EXTRACTED RECORDS:
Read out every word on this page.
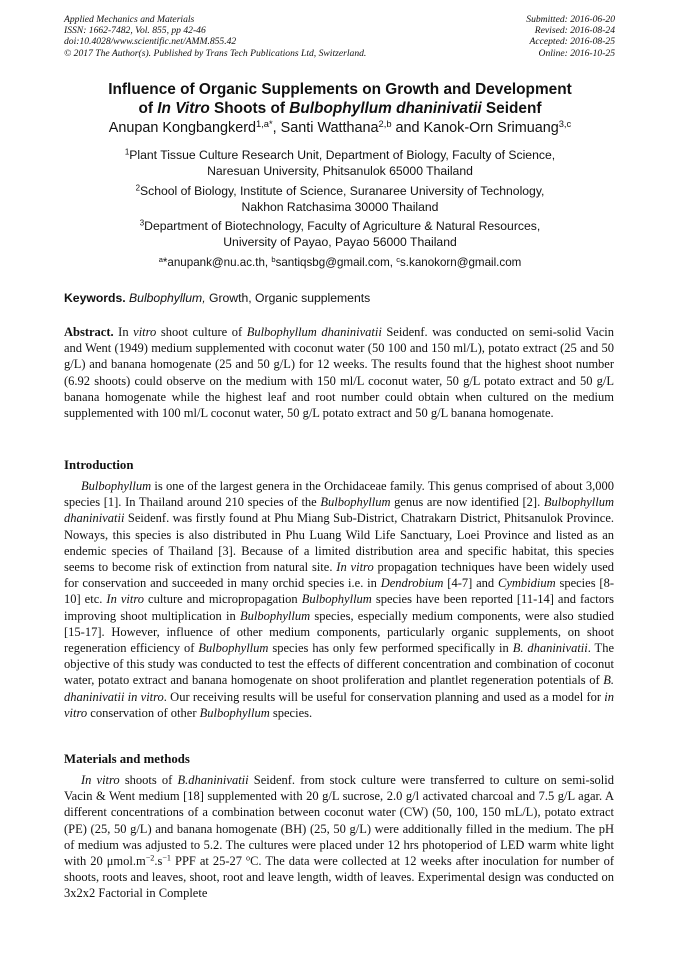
Applied Mechanics and Materials
ISSN: 1662-7482, Vol. 855, pp 42-46
doi:10.4028/www.scientific.net/AMM.855.42
© 2017 The Author(s). Published by Trans Tech Publications Ltd, Switzerland.
Submitted: 2016-06-20
Revised: 2016-08-24
Accepted: 2016-08-25
Online: 2016-10-25
Influence of Organic Supplements on Growth and Development
of In Vitro Shoots of Bulbophyllum dhaninivatii Seidenf
Anupan Kongbangkerd$^{1,a*}$, Santi Watthana$^{2,b}$ and Kanok-Orn Srimuang$^{3,c}$
$^1$Plant Tissue Culture Research Unit, Department of Biology, Faculty of Science,
Naresuan University, Phitsanulok 65000 Thailand
$^2$School of Biology, Institute of Science, Suranaree University of Technology,
Nakhon Ratchasima 30000 Thailand
$^3$Department of Biotechnology, Faculty of Agriculture & Natural Resources,
University of Payao, Payao 56000 Thailand
$^a$*anupank@nu.ac.th, $^b$santiqsbg@gmail.com, $^c$s.kanokorn@gmail.com
Keywords. Bulbophyllum, Growth, Organic supplements

Abstract. In vitro shoot culture of Bulbophyllum dhaninivatii Seidenf. was conducted on semi-solid Vacin and Went (1949) medium supplemented with coconut water (50 100 and 150 ml/L), potato extract (25 and 50 g/L) and banana homogenate (25 and 50 g/L) for 12 weeks. The results found that the highest shoot number (6.92 shoots) could observe on the medium with 150 ml/L coconut water, 50 g/L potato extract and 50 g/L banana homogenate while the highest leaf and root number could obtain when cultured on the medium supplemented with 100 ml/L coconut water, 50 g/L potato extract and 50 g/L banana homogenate.

Introduction

Bulbophyllum is one of the largest genera in the Orchidaceae family. This genus comprised of about 3,000 species [1]. In Thailand around 210 species of the Bulbophyllum genus are now identified [2]. Bulbophyllum dhaninivatii Seidenf. was firstly found at Phu Miang Sub-District, Chatrakarn District, Phitsanulok Province. Noways, this species is also distributed in Phu Luang Wild Life Sanctuary, Loei Province and listed as an endemic species of Thailand [3]. Because of a limited distribution area and specific habitat, this species seems to become risk of extinction from natural site. In vitro propagation techniques have been widely used for conservation and succeeded in many orchid species i.e. in Dendrobium [4-7] and Cymbidium species [8-10] etc. In vitro culture and micropropagation Bulbophyllum species have been reported [11-14] and factors improving shoot multiplication in Bulbophyllum species, especially medium components, were also studied [15-17]. However, influence of other medium components, particularly organic supplements, on shoot regeneration efficiency of Bulbophyllum species has only few performed specifically in B. dhaninivatii. The objective of this study was conducted to test the effects of different concentration and combination of coconut water, potato extract and banana homogenate on shoot proliferation and plantlet regeneration potentials of B. dhaninivatii in vitro. Our receiving results will be useful for conservation planning and used as a model for in vitro conservation of other Bulbophyllum species.

Materials and methods

In vitro shoots of B.dhaninivatii Seidenf. from stock culture were transferred to culture on semi-solid Vacin & Went medium [18] supplemented with 20 g/L sucrose, 2.0 g/l activated charcoal and 7.5 g/L agar. A different concentrations of a combination between coconut water (CW) (50, 100, 150 mL/L), potato extract (PE) (25, 50 g/L) and banana homogenate (BH) (25, 50 g/L) were additionally filled in the medium. The pH of medium was adjusted to 5.2. The cultures were placed under 12 hrs photoperiod of LED warm white light with 20 $\mu mol.m^{-2}.s^{-1}$ PPF at 25-27 $^o$C. The data were collected at 12 weeks after inoculation for number of shoots, roots and leaves, shoot, root and leave length, width of leaves. Experimental design was conducted on 3x2x2 Factorial in Complete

PROBLEM DESCRIPTION: Give all the entries again exactly, dropping each picture.

THE RESULT:
Read out every word on this page.
Applied Mechanics and Materials
ISSN: 1662-7482, Vol. 855, pp 42-46
doi:10.4028/www.scientific.net/AMM.855.42
© 2017 The Author(s). Published by Trans Tech Publications Ltd, Switzerland.
Submitted: 2016-06-20
Revised: 2016-08-24
Accepted: 2016-08-25
Online: 2016-10-25
Influence of Organic Supplements on Growth and Development
of In Vitro Shoots of Bulbophyllum dhaninivatii Seidenf
Anupan Kongbangkerd$^{1,a*}$, Santi Watthana$^{2,b}$ and Kanok-Orn Srimuang$^{3,c}$
$^1$Plant Tissue Culture Research Unit, Department of Biology, Faculty of Science,
Naresuan University, Phitsanulok 65000 Thailand
$^2$School of Biology, Institute of Science, Suranaree University of Technology,
Nakhon Ratchasima 30000 Thailand
$^3$Department of Biotechnology, Faculty of Agriculture & Natural Resources,
University of Payao, Payao 56000 Thailand
$^a$*anupank@nu.ac.th, $^b$santiqsbg@gmail.com, $^c$s.kanokorn@gmail.com
Keywords. Bulbophyllum, Growth, Organic supplements

Abstract. In vitro shoot culture of Bulbophyllum dhaninivatii Seidenf. was conducted on semi-solid Vacin and Went (1949) medium supplemented with coconut water (50 100 and 150 ml/L), potato extract (25 and 50 g/L) and banana homogenate (25 and 50 g/L) for 12 weeks. The results found that the highest shoot number (6.92 shoots) could observe on the medium with 150 ml/L coconut water, 50 g/L potato extract and 50 g/L banana homogenate while the highest leaf and root number could obtain when cultured on the medium supplemented with 100 ml/L coconut water, 50 g/L potato extract and 50 g/L banana homogenate.

Introduction

Bulbophyllum is one of the largest genera in the Orchidaceae family. This genus comprised of about 3,000 species [1]. In Thailand around 210 species of the Bulbophyllum genus are now identified [2]. Bulbophyllum dhaninivatii Seidenf. was firstly found at Phu Miang Sub-District, Chatrakarn District, Phitsanulok Province. Noways, this species is also distributed in Phu Luang Wild Life Sanctuary, Loei Province and listed as an endemic species of Thailand [3]. Because of a limited distribution area and specific habitat, this species seems to become risk of extinction from natural site. In vitro propagation techniques have been widely used for conservation and succeeded in many orchid species i.e. in Dendrobium [4-7] and Cymbidium species [8-10] etc. In vitro culture and micropropagation Bulbophyllum species have been reported [11-14] and factors improving shoot multiplication in Bulbophyllum species, especially medium components, were also studied [15-17]. However, influence of other medium components, particularly organic supplements, on shoot regeneration efficiency of Bulbophyllum species has only few performed specifically in B. dhaninivatii. The objective of this study was conducted to test the effects of different concentration and combination of coconut water, potato extract and banana homogenate on shoot proliferation and plantlet regeneration potentials of B. dhaninivatii in vitro. Our receiving results will be useful for conservation planning and used as a model for in vitro conservation of other Bulbophyllum species.

Materials and methods

In vitro shoots of B.dhaninivatii Seidenf. from stock culture were transferred to culture on semi-solid Vacin & Went medium [18] supplemented with 20 g/L sucrose, 2.0 g/l activated charcoal and 7.5 g/L agar. A different concentrations of a combination between coconut water (CW) (50, 100, 150 mL/L), potato extract (PE) (25, 50 g/L) and banana homogenate (BH) (25, 50 g/L) were additionally filled in the medium. The pH of medium was adjusted to 5.2. The cultures were placed under 12 hrs photoperiod of LED warm white light with 20 $\mu mol.m^{-2}.s^{-1}$ PPF at 25-27 $^o$C. The data were collected at 12 weeks after inoculation for number of shoots, roots and leaves, shoot, root and leave length, width of leaves. Experimental design was conducted on 3x2x2 Factorial in Complete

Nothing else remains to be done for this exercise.